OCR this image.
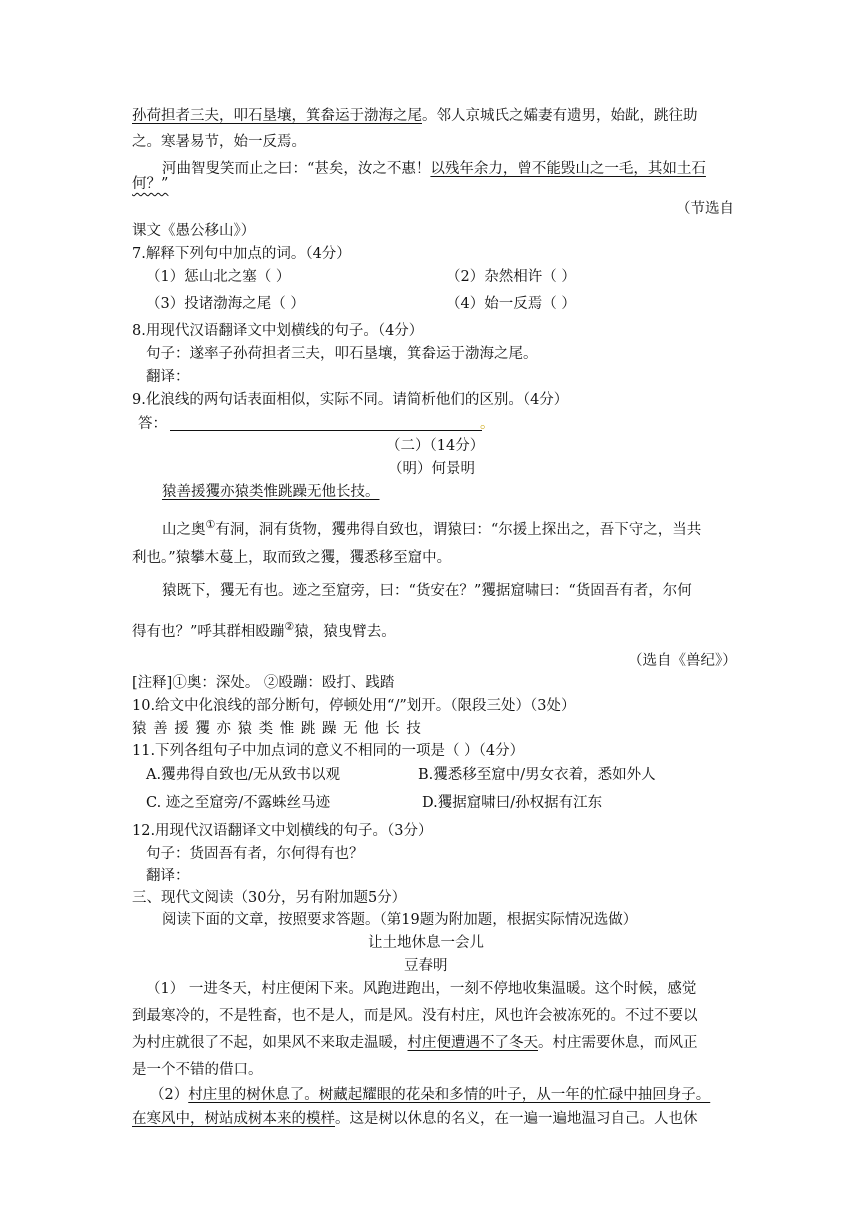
孙荷担者三夫，叩石垦壤，箕畚运于渤海之尾。邻人京城氏之孀妻有遗男，始龀，跳往助
之。寒暑易节，始一反焉。
河曲智叟笑而止之曰：“甚矣，汝之不惠！以残年余力，曾不能毁山之一毛，其如土石
何？”
（节选自
课文《愚公移山》）
7.解释下列句中加点的词。（4分）
（1）惩山北之塞（ ）	（2）杂然相许（ ）
（3）投诸渤海之尾（ ）	（4）始一反焉（ ）
8.用现代汉语翻译文中划横线的句子。（4分）
句子：遂率子孙荷担者三夫，叩石垦壤，箕畚运于渤海之尾。
翻译：
9.化浪线的两句话表面相似，实际不同。请简析他们的区别。（4分）
答：	。
（二）（14分）
（明）何景明
猿善援玃亦猿类惟跳躁无他长技。
山之奥①有洞，洞有货物，玃弗得自致也，谓猿曰：“尔援上探出之，吾下守之，当共
利也。”猿攀木蔓上，取而致之玃，玃悉移至窟中。
猿既下，玃无有也。迹之至窟旁，曰：“货安在？”玃据窟啸曰：“货固吾有者，尔何
得有也？”呼其群相殴蹦②猿，猿曳臂去。
（选自《兽纪》）
[注释]①奥：深处。 ②殴蹦：殴打、践踏
10.给文中化浪线的部分断句，停顿处用“/”划开。（限段三处）（3处）
猿 善 援 玃 亦 猿 类 惟 跳 躁 无 他 长 技
11.下列各组句子中加点词的意义不相同的一项是（ ）（4分）
A.玃弗得自致也/无从致书以观	B.玃悉移至窟中/男女衣着，悉如外人
C. 迹之至窟旁/不露蛛丝马迹	D.玃据窟啸曰/孙权据有江东
12.用现代汉语翻译文中划横线的句子。（3分）
句子：货固吾有者，尔何得有也？
翻译：
三、现代文阅读（30分，另有附加题5分）
阅读下面的文章，按照要求答题。（第19题为附加题，根据实际情况选做）
让土地休息一会儿
豆春明
（1） 一进冬天，村庄便闲下来。风跑进跑出，一刻不停地收集温暖。这个时候，感觉
到最寒冷的，不是牲畜，也不是人，而是风。没有村庄，风也许会被冻死的。不过不要以
为村庄就很了不起，如果风不来取走温暖，村庄便遭遇不了冬天。村庄需要休息，而风正
是一个不错的借口。
（2）村庄里的树休息了。树藏起耀眼的花朵和多情的叶子，从一年的忙碌中抽回身子。
在寒风中，树站成树本来的模样。这是树以休息的名义，在一遍一遍地温习自己。人也休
____________________
# [JOB]
The records above should be reproduced exactly, with no pictures included.

# [RESPONSE TO THE TASK]
OCR this image.
孙荷担者三夫，叩石垦壤，箕畚运于渤海之尾。邻人京城氏之孀妻有遗男，始龀，跳往助
之。寒暑易节，始一反焉。
河曲智叟笑而止之曰：“甚矣，汝之不惠！以残年余力，曾不能毁山之一毛，其如土石
何？”
（节选自
课文《愚公移山》）
7.解释下列句中加点的词。（4分）
（1）惩山北之塞（ ）	（2）杂然相许（ ）
（3）投诸渤海之尾（ ）	（4）始一反焉（ ）
8.用现代汉语翻译文中划横线的句子。（4分）
句子：遂率子孙荷担者三夫，叩石垦壤，箕畚运于渤海之尾。
翻译：
9.化浪线的两句话表面相似，实际不同。请简析他们的区别。（4分）
答：	。
（二）（14分）
（明）何景明
猿善援玃亦猿类惟跳躁无他长技。
山之奥①有洞，洞有货物，玃弗得自致也，谓猿曰：“尔援上探出之，吾下守之，当共
利也。”猿攀木蔓上，取而致之玃，玃悉移至窟中。
猿既下，玃无有也。迹之至窟旁，曰：“货安在？”玃据窟啸曰：“货固吾有者，尔何
得有也？”呼其群相殴蹦②猿，猿曳臂去。
（选自《兽纪》）
[注释]①奥：深处。 ②殴蹦：殴打、践踏
10.给文中化浪线的部分断句，停顿处用“/”划开。（限段三处）（3处）
猿 善 援 玃 亦 猿 类 惟 跳 躁 无 他 长 技
11.下列各组句子中加点词的意义不相同的一项是（ ）（4分）
A.玃弗得自致也/无从致书以观	B.玃悉移至窟中/男女衣着，悉如外人
C. 迹之至窟旁/不露蛛丝马迹	D.玃据窟啸曰/孙权据有江东
12.用现代汉语翻译文中划横线的句子。（3分）
句子：货固吾有者，尔何得有也？
翻译：
三、现代文阅读（30分，另有附加题5分）
阅读下面的文章，按照要求答题。（第19题为附加题，根据实际情况选做）
让土地休息一会儿
豆春明
（1） 一进冬天，村庄便闲下来。风跑进跑出，一刻不停地收集温暖。这个时候，感觉
到最寒冷的，不是牲畜，也不是人，而是风。没有村庄，风也许会被冻死的。不过不要以
为村庄就很了不起，如果风不来取走温暖，村庄便遭遇不了冬天。村庄需要休息，而风正
是一个不错的借口。
（2）村庄里的树休息了。树藏起耀眼的花朵和多情的叶子，从一年的忙碌中抽回身子。
在寒风中，树站成树本来的模样。这是树以休息的名义，在一遍一遍地温习自己。人也休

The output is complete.